Required task: Can you write out all the lines word for word, with no pictures?

Stored records:
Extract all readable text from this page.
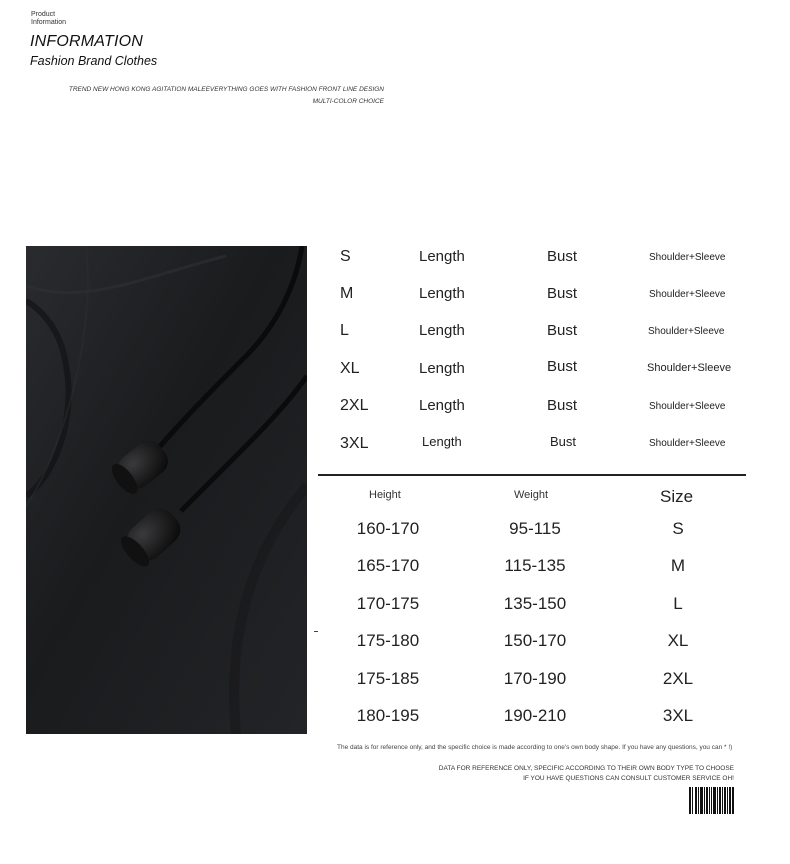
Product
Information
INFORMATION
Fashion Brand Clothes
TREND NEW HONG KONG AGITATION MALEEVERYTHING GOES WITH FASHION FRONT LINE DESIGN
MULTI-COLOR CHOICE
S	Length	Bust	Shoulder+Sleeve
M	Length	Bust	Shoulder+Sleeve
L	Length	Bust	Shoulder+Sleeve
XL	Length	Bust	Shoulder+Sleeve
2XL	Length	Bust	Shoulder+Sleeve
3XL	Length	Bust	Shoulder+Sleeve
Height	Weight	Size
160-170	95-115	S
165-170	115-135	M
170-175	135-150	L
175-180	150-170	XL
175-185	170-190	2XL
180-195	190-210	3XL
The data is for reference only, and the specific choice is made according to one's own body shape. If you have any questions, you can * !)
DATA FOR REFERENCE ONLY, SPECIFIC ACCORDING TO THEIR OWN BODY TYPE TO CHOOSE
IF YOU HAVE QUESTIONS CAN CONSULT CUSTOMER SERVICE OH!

Full response:
Extract all readable text from this page.
Product
Information
INFORMATION
Fashion Brand Clothes
TREND NEW HONG KONG AGITATION MALEEVERYTHING GOES WITH FASHION FRONT LINE DESIGN
MULTI-COLOR CHOICE
S	Length	Bust	Shoulder+Sleeve
M	Length	Bust	Shoulder+Sleeve
L	Length	Bust	Shoulder+Sleeve
XL	Length	Bust	Shoulder+Sleeve
2XL	Length	Bust	Shoulder+Sleeve
3XL	Length	Bust	Shoulder+Sleeve
Height	Weight	Size
160-170	95-115	S
165-170	115-135	M
170-175	135-150	L
175-180	150-170	XL
175-185	170-190	2XL
180-195	190-210	3XL
The data is for reference only, and the specific choice is made according to one's own body shape. If you have any questions, you can * !)
DATA FOR REFERENCE ONLY, SPECIFIC ACCORDING TO THEIR OWN BODY TYPE TO CHOOSE
IF YOU HAVE QUESTIONS CAN CONSULT CUSTOMER SERVICE OH!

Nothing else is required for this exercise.